● Work to be completed:
Search the data below for the word "Аарау" and copy each line that holds it.

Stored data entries

*****

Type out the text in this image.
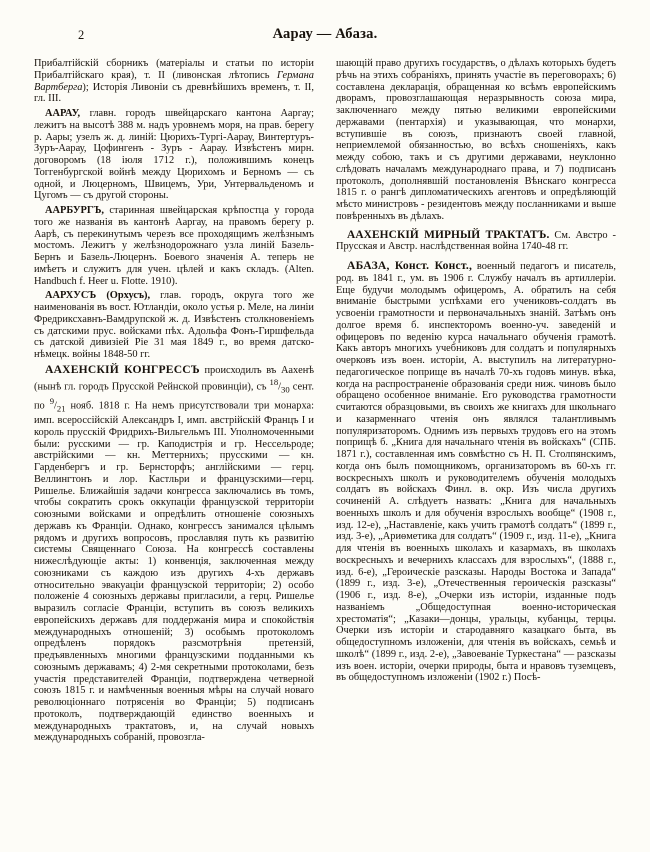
2	Аарау — Абаза.

Прибалтійскій сборникъ (матеріалы и статьи по исторіи Прибалтійскаго края), т. II (ливонская лѣтопись Германа Вартберга); Исторія Ливоніи съ древнѣйшихъ временъ, т. II, гл. III.

ААРАУ, главн. городъ швейцарскаго кантона Ааргау; лежитъ на высотѣ 388 м. надъ уровнемъ моря, на прав. берегу р. Аары; узелъ ж. д. линій: Цюрихъ-Тургі-Аарау, Винтертуръ-Зуръ-Аарау, Цофингенъ - Зуръ - Аарау. Извѣстенъ мирн. договоромъ (18 іюля 1712 г.), положившимъ конецъ Тоггенбургской войнѣ между Цюрихомъ и Берномъ — съ одной, и Люцерномъ, Швицемъ, Ури, Унтервальденомъ и Цугомъ — съ другой стороны.

ААРБУРГЪ, старинная швейцарская крѣпостца у города того же названія въ кантонѣ Ааргау, на правомъ берегу р. Аарѣ, съ перекинутымъ черезъ все проходящимъ желѣзнымъ мостомъ. Лежитъ у желѣзнодорожнаго узла линій Базель-Бернъ и Базель-Люцернъ. Боевого значенія А. теперь не имѣетъ и служитъ для учен. цѣлей и какъ складъ. (Alten. Handbuch f. Heer u. Flotte. 1910).

ААРХУСЪ (Орхусъ), глав. городъ, округа того же наименованія въ вост. Ютландіи, около устья р. Меле, на линіи Фредриксхавнъ-Вамдрупской ж. д. Извѣстенъ столкновеніемъ съ датскими прус. войсками пѣх. Адольфа Фонъ-Гиршфельда съ датской дивизіей Ріе 31 мая 1849 г., во время датско-нѣмецк. войны 1848-50 гг.

ААХЕНСКІЙ КОНГРЕССЪ происходилъ въ Ааxенѣ (нынѣ гл. городъ Прусской Рейнской провинціи), съ $^{18}/_{30}$ сент. по $^9/_{21}$ нояб. 1818 г. На немъ присутствовали три монарха: имп. всероссійскій Александръ I, имп. австрійскій Францъ I и король прусскій Фридрихъ-Вильгельмъ III. Уполномоченными были: русскими — гр. Каподистрія и гр. Нессельроде; австрійскими — кн. Меттернихъ; прусскими — кн. Гарденбергъ и гр. Бернсторфъ; англійскими — герц. Веллингтонъ и лор. Кастльри и французскими—герц. Ришелье. Ближайшія задачи конгресса заключались въ томъ, чтобы сократить срокъ оккупаціи французской территоріи союзными войсками и опредѣлить отношеніе союзныхъ державъ къ Франціи. Однако, конгрессъ занимался цѣлымъ рядомъ и другихъ вопросовъ, прославляя путь къ развитію системы Священнаго Союза. На конгрессѣ составлены нижеслѣдующіе акты: 1) конвенція, заключенная между союзниками съ каждою изъ другихъ 4-хъ державъ относительно эвакуаціи французской территоріи; 2) особо положеніе 4 союзныхъ державы пригласили, а герц. Ришелье выразилъ согласіе Франціи, вступить въ союзъ великихъ европейскихъ державъ для поддержанія мира и спокойствія международныхъ отношеній; 3) особымъ протоколомъ опредѣленъ порядокъ разсмотрѣнія претензій, предъявленныхъ многими французскими подданными къ союзнымъ державамъ; 4) 2-мя секретными протоколами, безъ участія представителей Франціи, подтверждена четверной союзъ 1815 г. и намѣченныя военныя мѣры на случай новаго революціоннаго потрясенія во Франціи; 5) подписанъ протоколъ, подтверждающій единство военныхъ и международныхъ трактатовъ, и, на случай новыхъ международныхъ собраній, провозгла-

шающій право другихъ государствъ, о дѣлахъ которыхъ будетъ рѣчь на этихъ собраніяхъ, принять участіе въ переговорахъ; 6) составлена декларація, обращенная ко всѣмъ европейскимъ дворамъ, провозглашающая неразрывность союза мира, заключеннаго между пятью великими европейскими державами (пентархія) и указывающая, что монархи, вступившіе въ союзъ, признаютъ своей главной, неприемлемой обязанностью, во всѣхъ сношеніяхъ, какъ между собою, такъ и съ другими державами, неуклонно слѣдовать началамъ международнаго права, и 7) подписанъ протоколъ, дополнявшій постановленія Вѣнскаго конгресса 1815 г. о рангѣ дипломатическихъ агентовъ и опредѣляющій мѣсто министровъ - резидентовъ между посланниками и выше повѣренныхъ въ дѣлахъ.

ААХЕНСКІЙ МИРНЫЙ ТРАКТАТЪ. См. Австро - Прусская и Австр. наслѣдственная война 1740-48 гг.

АБАЗА, Конст. Конст., военный педагогъ и писатель, род. въ 1841 г., ум. въ 1906 г. Службу началъ въ артиллеріи. Еще будучи молодымъ офицеромъ, А. обратилъ на себя вниманіе быстрыми успѣхами его учениковъ-солдатъ въ усвоеніи грамотности и первоначальныхъ знаній. Затѣмъ онъ долгое время б. инспекторомъ военно-уч. заведеній и офицеровъ по веденію курса начальнаго обученія грамотѣ. Какъ авторъ многихъ учебниковъ для солдатъ и популярныхъ очерковъ изъ воен. исторіи, А. выступилъ на литературно-педагогическое поприще въ началѣ 70-хъ годовъ минув. вѣка, когда на распространеніе образованія среди ниж. чиновъ было обращено особенное вниманіе. Его руководства грамотности считаются образцовыми, въ своихъ же книгахъ для школьнаго и казарменнаго чтенія онъ являлся талантливымъ популяризаторомъ. Однимъ изъ первыхъ трудовъ его на этомъ поприщѣ б. „Книга для начальнаго чтенія въ войскахъ“ (СПБ. 1871 г.), составленная имъ совмѣстно съ Н. П. Столпянскимъ, когда онъ былъ помощникомъ, организаторомъ въ 60-хъ гг. воскресныхъ школъ и руководителемъ обученія молодыхъ солдатъ въ войскахъ Финл. в. окр. Изъ числа другихъ сочиненій А. слѣдуетъ назвать: „Книга для начальныхъ военныхъ школъ и для обученія взрослыхъ вообще“ (1908 г., изд. 12-е), „Наставленіе, какъ учить грамотѣ солдатъ“ (1899 г., изд. 3-е), „Ариѳметика для солдатъ“ (1909 г., изд. 11-е), „Книга для чтенія въ военныхъ школахъ и казармахъ, въ школахъ воскресныхъ и вечернихъ классахъ для взрослыхъ“, (1888 г., изд. 6-е), „Героическіе разсказы. Народы Востока и Запада“ (1899 г., изд. 3-е), „Отечественныя героическія разсказы“ (1906 г., изд. 8-е), „Очерки изъ исторіи, изданные подъ названіемъ „Общедоступная военно-историческая хрестоматія“; „Казаки—донцы, уральцы, кубанцы, терцы. Очерки изъ исторіи и стародавняго казацкаго быта, въ общедоступномъ изложеніи, для чтенія въ войскахъ, семьѣ и школѣ“ (1899 г., изд. 2-е), „Завоеваніе Туркестана“ — разсказы изъ воен. исторіи, очерки природы, быта и нравовъ туземцевъ, въ общедоступномъ изложеніи (1902 г.) Посѣ-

*****

● Reply:
2	Аарау — Абаза.
ААРАУ, главн. городъ швейцарскаго кантона Ааргау; лежитъ на высотѣ 388 м. надъ уровнемъ моря, на прав. берегу р. Аары; узелъ ж. д. линій: Цюрихъ-Тургі-Аарау, Винтертуръ-Зуръ-Аарау, Цофингенъ - Зуръ - Аарау. Извѣстенъ мирн. договоромъ (18 іюля 1712 г.), положившимъ конецъ Тоггенбургской войнѣ между Цюрихомъ и Берномъ — съ одной, и Люцерномъ, Швицемъ, Ури, Унтервальденомъ и Цугомъ — съ другой стороны.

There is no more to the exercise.